Task brief:
Write out the material exactly, without any of its pictures.

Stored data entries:
— start —
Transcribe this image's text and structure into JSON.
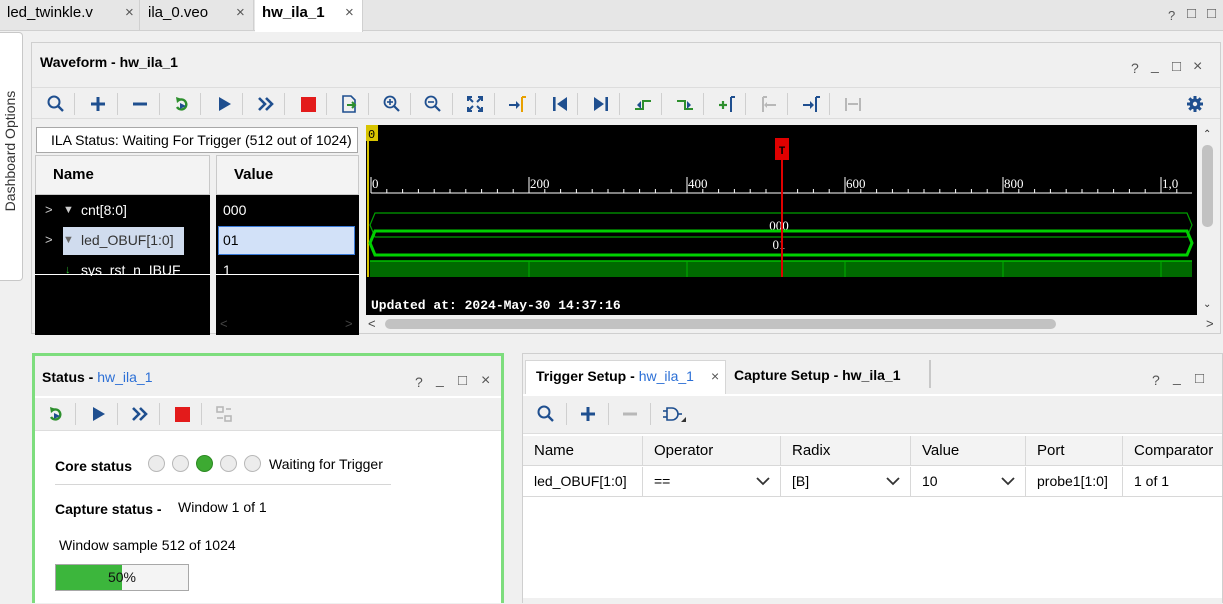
{
  "editor_tabs": [
    {
      "label": "led_twinkle.v",
      "active": false
    },
    {
      "label": "ila_0.veo",
      "active": false
    },
    {
      "label": "hw_ila_1",
      "active": true
    }
  ],
  "close_glyph": "×",
  "window_controls": {
    "help": "?",
    "minimize": "_",
    "restore": "□",
    "close": "×"
  },
  "side_panel": {
    "label": "Dashboard Options"
  },
  "waveform": {
    "title": "Waveform - hw_ila_1",
    "ila_status": "ILA Status:  Waiting For Trigger (512 out of 1024)",
    "name_header": "Name",
    "value_header": "Value",
    "signals": [
      {
        "name": "cnt[8:0]",
        "value": "000",
        "expandable": true,
        "icon": "bus-icon"
      },
      {
        "name": "led_OBUF[1:0]",
        "value": "01",
        "expandable": true,
        "icon": "bus-icon",
        "selected": true
      },
      {
        "name": "sys_rst_n_IBUF",
        "value": "1",
        "expandable": false,
        "icon": "wire-icon"
      }
    ],
    "wave_labels": [
      "000",
      "01"
    ],
    "ruler_start_marker": "0",
    "ruler_ticks": [
      "0",
      "200",
      "400",
      "600",
      "800",
      "1,0"
    ],
    "trigger_marker": "T",
    "trigger_sample": 512,
    "updated_at": "Updated at: 2024-May-30 14:37:16",
    "toolbar_icons": [
      "search-icon",
      "add-icon",
      "remove-icon",
      "run-trigger-immediate-icon",
      "run-trigger-icon",
      "auto-rerun-icon",
      "stop-icon",
      "export-icon",
      "zoom-in-icon",
      "zoom-out-icon",
      "zoom-fit-icon",
      "go-to-cursor-icon",
      "go-to-start-icon",
      "go-to-end-icon",
      "previous-transition-icon",
      "next-transition-icon",
      "add-marker-icon",
      "previous-marker-icon",
      "next-marker-icon",
      "swap-markers-icon",
      "settings-icon"
    ],
    "colors": {
      "wave": "#00d000",
      "trigger": "#e00000",
      "background": "#000000"
    }
  },
  "status_panel": {
    "title_prefix": "Status - ",
    "title_link": "hw_ila_1",
    "core_status_label": "Core status",
    "core_status_active_index": 2,
    "core_status_text": "Waiting for Trigger",
    "capture_status_label": "Capture status -",
    "capture_status_value": "Window 1 of 1",
    "window_sample": "Window sample 512 of 1024",
    "progress": {
      "percent": 50,
      "label": "50%"
    }
  },
  "trigger_panel": {
    "tab_trigger_prefix": "Trigger Setup - ",
    "tab_trigger_link": "hw_ila_1",
    "tab_capture": "Capture Setup - hw_ila_1",
    "columns": [
      "Name",
      "Operator",
      "Radix",
      "Value",
      "Port",
      "Comparator"
    ],
    "rows": [
      {
        "name": "led_OBUF[1:0]",
        "operator": "==",
        "radix": "[B]",
        "value": "10",
        "port": "probe1[1:0]",
        "comparator": "1 of 1"
      }
    ]
  }
}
— end —
Answer to the exercise:
Transcribe this image's text and structure into JSON.
{
  "editor_tabs": [
    {
      "label": "led_twinkle.v",
      "active": false
    },
    {
      "label": "ila_0.veo",
      "active": false
    },
    {
      "label": "hw_ila_1",
      "active": true
    }
  ],
  "close_glyph": "×",
  "window_controls": {
    "help": "?",
    "minimize": "_",
    "restore": "□",
    "close": "×"
  },
  "side_panel": {
    "label": "Dashboard Options"
  },
  "waveform": {
    "title": "Waveform - hw_ila_1",
    "ila_status": "ILA Status:  Waiting For Trigger (512 out of 1024)",
    "name_header": "Name",
    "value_header": "Value",
    "signals": [
      {
        "name": "cnt[8:0]",
        "value": "000",
        "expandable": true,
        "icon": "bus-icon"
      },
      {
        "name": "led_OBUF[1:0]",
        "value": "01",
        "expandable": true,
        "icon": "bus-icon",
        "selected": true
      },
      {
        "name": "sys_rst_n_IBUF",
        "value": "1",
        "expandable": false,
        "icon": "wire-icon"
      }
    ],
    "wave_labels": [
      "000",
      "01"
    ],
    "ruler_start_marker": "0",
    "ruler_ticks": [
      "0",
      "200",
      "400",
      "600",
      "800",
      "1,0"
    ],
    "trigger_marker": "T",
    "trigger_sample": 512,
    "updated_at": "Updated at: 2024-May-30 14:37:16",
    "toolbar_icons": [
      "search-icon",
      "add-icon",
      "remove-icon",
      "run-trigger-immediate-icon",
      "run-trigger-icon",
      "auto-rerun-icon",
      "stop-icon",
      "export-icon",
      "zoom-in-icon",
      "zoom-out-icon",
      "zoom-fit-icon",
      "go-to-cursor-icon",
      "go-to-start-icon",
      "go-to-end-icon",
      "previous-transition-icon",
      "next-transition-icon",
      "add-marker-icon",
      "previous-marker-icon",
      "next-marker-icon",
      "swap-markers-icon",
      "settings-icon"
    ],
    "colors": {
      "wave": "#00d000",
      "trigger": "#e00000",
      "background": "#000000"
    }
  },
  "status_panel": {
    "title_prefix": "Status - ",
    "title_link": "hw_ila_1",
    "core_status_label": "Core status",
    "core_status_active_index": 2,
    "core_status_text": "Waiting for Trigger",
    "capture_status_label": "Capture status -",
    "capture_status_value": "Window 1 of 1",
    "window_sample": "Window sample 512 of 1024",
    "progress": {
      "percent": 50,
      "label": "50%"
    }
  },
  "trigger_panel": {
    "tab_trigger_prefix": "Trigger Setup - ",
    "tab_trigger_link": "hw_ila_1",
    "tab_capture": "Capture Setup - hw_ila_1",
    "columns": [
      "Name",
      "Operator",
      "Radix",
      "Value",
      "Port",
      "Comparator"
    ],
    "rows": [
      {
        "name": "led_OBUF[1:0]",
        "operator": "==",
        "radix": "[B]",
        "value": "10",
        "port": "probe1[1:0]",
        "comparator": "1 of 1"
      }
    ]
  }
}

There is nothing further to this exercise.